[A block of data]
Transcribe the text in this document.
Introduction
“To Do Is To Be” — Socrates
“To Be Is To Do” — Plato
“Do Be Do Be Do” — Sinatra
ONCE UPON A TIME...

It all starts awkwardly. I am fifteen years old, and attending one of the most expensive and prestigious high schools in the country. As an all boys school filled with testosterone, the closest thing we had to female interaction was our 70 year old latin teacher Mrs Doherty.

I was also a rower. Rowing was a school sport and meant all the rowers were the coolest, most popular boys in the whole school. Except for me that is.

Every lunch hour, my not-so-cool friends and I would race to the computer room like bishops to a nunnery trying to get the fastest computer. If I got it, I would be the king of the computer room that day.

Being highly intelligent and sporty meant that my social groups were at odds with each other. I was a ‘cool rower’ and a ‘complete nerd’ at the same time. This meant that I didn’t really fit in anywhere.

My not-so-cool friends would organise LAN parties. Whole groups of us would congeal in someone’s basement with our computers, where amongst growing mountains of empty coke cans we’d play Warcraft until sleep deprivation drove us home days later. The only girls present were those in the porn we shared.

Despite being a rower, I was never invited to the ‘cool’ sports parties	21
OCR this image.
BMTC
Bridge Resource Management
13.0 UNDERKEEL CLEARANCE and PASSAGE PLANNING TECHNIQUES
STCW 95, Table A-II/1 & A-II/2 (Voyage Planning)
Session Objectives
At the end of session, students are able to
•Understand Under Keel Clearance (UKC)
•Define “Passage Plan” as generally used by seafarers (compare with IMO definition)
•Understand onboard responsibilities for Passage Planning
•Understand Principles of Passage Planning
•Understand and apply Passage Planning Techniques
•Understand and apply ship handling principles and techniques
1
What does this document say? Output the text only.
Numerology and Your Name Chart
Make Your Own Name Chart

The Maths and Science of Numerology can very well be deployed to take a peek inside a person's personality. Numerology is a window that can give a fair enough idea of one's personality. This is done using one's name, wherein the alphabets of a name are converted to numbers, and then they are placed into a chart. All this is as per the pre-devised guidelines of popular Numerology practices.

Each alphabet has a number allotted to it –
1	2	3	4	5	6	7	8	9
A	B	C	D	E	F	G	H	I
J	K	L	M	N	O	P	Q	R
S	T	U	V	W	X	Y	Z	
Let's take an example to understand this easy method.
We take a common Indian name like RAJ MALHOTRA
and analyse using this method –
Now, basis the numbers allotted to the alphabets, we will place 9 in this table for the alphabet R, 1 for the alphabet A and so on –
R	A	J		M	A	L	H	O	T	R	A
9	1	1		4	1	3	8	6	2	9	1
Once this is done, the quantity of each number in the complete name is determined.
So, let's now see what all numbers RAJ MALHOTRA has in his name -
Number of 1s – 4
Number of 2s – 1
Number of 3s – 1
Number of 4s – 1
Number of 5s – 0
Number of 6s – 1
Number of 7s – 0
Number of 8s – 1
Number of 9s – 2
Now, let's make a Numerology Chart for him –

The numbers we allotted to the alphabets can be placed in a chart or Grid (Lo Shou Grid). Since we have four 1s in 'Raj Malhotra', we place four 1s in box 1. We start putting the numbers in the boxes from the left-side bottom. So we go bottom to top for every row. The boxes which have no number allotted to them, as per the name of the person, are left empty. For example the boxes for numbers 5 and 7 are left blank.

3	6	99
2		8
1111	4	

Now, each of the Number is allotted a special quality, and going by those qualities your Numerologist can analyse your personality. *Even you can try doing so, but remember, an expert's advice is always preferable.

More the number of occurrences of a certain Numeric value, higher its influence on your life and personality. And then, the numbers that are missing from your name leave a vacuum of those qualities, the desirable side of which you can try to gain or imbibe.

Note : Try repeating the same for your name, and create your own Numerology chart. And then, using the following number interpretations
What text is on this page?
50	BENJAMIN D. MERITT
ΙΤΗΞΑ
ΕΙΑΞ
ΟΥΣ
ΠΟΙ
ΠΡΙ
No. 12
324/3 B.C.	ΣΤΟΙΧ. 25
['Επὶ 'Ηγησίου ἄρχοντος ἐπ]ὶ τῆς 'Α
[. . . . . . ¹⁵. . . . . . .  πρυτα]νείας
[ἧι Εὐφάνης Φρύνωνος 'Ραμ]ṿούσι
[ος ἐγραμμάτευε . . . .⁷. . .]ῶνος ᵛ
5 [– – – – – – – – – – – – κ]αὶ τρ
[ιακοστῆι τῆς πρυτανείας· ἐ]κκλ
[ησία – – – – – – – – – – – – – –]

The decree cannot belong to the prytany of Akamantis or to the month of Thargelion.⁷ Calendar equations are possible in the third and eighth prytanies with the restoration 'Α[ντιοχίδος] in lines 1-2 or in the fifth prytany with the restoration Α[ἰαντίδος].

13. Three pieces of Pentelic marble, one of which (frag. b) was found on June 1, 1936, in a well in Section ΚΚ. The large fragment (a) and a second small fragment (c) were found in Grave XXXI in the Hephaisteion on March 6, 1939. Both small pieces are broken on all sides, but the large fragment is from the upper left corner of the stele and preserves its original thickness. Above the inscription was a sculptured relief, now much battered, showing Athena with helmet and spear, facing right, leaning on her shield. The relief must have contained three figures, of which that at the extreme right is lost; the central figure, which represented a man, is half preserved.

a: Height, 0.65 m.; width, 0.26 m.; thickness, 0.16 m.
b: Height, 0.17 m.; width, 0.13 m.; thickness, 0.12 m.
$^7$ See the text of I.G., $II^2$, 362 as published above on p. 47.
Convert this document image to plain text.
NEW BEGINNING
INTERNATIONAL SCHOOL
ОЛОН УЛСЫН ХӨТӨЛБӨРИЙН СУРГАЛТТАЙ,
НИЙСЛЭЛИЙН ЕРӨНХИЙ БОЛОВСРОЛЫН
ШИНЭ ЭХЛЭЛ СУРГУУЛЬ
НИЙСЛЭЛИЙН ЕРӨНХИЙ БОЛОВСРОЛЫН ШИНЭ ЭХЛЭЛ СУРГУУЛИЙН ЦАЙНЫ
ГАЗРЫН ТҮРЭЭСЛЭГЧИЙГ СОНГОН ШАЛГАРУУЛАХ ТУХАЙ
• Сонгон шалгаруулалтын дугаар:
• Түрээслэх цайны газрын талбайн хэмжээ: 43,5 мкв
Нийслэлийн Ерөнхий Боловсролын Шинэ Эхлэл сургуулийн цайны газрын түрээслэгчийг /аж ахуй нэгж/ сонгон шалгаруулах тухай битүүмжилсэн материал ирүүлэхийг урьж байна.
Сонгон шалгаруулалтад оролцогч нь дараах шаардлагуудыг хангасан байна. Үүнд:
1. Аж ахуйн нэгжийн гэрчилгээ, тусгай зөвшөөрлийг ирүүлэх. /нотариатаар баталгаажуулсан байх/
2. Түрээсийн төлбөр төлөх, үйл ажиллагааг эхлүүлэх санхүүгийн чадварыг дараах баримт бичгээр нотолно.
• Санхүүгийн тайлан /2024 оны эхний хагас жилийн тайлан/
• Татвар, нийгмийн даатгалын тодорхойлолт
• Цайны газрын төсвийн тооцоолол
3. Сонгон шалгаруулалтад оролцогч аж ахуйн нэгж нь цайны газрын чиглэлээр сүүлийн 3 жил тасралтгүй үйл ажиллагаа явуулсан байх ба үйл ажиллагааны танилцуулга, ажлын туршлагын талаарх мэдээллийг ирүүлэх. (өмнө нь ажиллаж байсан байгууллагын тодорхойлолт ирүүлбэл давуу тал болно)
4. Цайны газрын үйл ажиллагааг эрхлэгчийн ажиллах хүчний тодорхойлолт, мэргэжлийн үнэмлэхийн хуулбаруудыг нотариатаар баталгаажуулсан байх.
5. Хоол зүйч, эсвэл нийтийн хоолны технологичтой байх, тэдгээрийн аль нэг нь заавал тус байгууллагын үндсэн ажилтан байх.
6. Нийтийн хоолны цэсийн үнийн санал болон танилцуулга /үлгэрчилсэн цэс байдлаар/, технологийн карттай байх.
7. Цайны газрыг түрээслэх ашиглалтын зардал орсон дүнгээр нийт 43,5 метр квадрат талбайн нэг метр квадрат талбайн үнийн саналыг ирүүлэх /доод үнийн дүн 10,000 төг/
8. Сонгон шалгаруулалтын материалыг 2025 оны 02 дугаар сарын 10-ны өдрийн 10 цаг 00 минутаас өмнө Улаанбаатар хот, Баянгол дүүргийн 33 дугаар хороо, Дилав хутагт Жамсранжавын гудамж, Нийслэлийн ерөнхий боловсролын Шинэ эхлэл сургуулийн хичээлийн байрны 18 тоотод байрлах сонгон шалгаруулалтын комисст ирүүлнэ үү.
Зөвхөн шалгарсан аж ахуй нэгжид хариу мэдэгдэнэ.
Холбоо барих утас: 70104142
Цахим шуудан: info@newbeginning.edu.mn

- **Aim of the exercise**:
Find how many lines in the listing hold "ажиллагааг", and reply with that number only.

- **Answer to this exercise**:
2